• [EXERCISE DETAILS] Print the full listing exactly.
Begin
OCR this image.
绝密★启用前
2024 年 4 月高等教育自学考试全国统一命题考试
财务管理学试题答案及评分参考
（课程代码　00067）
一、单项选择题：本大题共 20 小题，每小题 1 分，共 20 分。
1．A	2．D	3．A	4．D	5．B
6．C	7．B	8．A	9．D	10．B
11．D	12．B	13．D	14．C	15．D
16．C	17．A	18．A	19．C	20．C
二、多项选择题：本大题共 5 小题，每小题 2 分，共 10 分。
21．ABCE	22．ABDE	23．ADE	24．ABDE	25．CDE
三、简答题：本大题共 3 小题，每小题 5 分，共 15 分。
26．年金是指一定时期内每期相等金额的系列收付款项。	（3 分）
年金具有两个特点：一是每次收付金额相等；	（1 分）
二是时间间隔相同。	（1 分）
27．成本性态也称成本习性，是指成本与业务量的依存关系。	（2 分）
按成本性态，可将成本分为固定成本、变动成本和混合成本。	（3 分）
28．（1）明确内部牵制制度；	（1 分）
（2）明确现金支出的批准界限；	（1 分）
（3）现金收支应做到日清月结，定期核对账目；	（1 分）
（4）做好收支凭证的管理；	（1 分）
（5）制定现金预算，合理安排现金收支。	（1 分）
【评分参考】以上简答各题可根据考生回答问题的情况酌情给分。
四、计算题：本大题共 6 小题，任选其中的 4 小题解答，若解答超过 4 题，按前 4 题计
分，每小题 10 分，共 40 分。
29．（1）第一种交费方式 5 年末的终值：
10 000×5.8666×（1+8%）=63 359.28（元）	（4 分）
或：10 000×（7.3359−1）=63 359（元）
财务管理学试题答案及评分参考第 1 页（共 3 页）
End
• [OUTPUT FOR THIS EXERCISE]
OCR this image.
绝密★启用前
2024 年 4 月高等教育自学考试全国统一命题考试
财务管理学试题答案及评分参考
（课程代码　00067）
一、单项选择题：本大题共 20 小题，每小题 1 分，共 20 分。
1．A	2．D	3．A	4．D	5．B
6．C	7．B	8．A	9．D	10．B
11．D	12．B	13．D	14．C	15．D
16．C	17．A	18．A	19．C	20．C
二、多项选择题：本大题共 5 小题，每小题 2 分，共 10 分。
21．ABCE	22．ABDE	23．ADE	24．ABDE	25．CDE
三、简答题：本大题共 3 小题，每小题 5 分，共 15 分。
26．年金是指一定时期内每期相等金额的系列收付款项。	（3 分）
年金具有两个特点：一是每次收付金额相等；	（1 分）
二是时间间隔相同。	（1 分）
27．成本性态也称成本习性，是指成本与业务量的依存关系。	（2 分）
按成本性态，可将成本分为固定成本、变动成本和混合成本。	（3 分）
28．（1）明确内部牵制制度；	（1 分）
（2）明确现金支出的批准界限；	（1 分）
（3）现金收支应做到日清月结，定期核对账目；	（1 分）
（4）做好收支凭证的管理；	（1 分）
（5）制定现金预算，合理安排现金收支。	（1 分）
【评分参考】以上简答各题可根据考生回答问题的情况酌情给分。
四、计算题：本大题共 6 小题，任选其中的 4 小题解答，若解答超过 4 题，按前 4 题计
分，每小题 10 分，共 40 分。
29．（1）第一种交费方式 5 年末的终值：
10 000×5.8666×（1+8%）=63 359.28（元）	（4 分）
或：10 000×（7.3359−1）=63 359（元）
财务管理学试题答案及评分参考第 1 页（共 3 页）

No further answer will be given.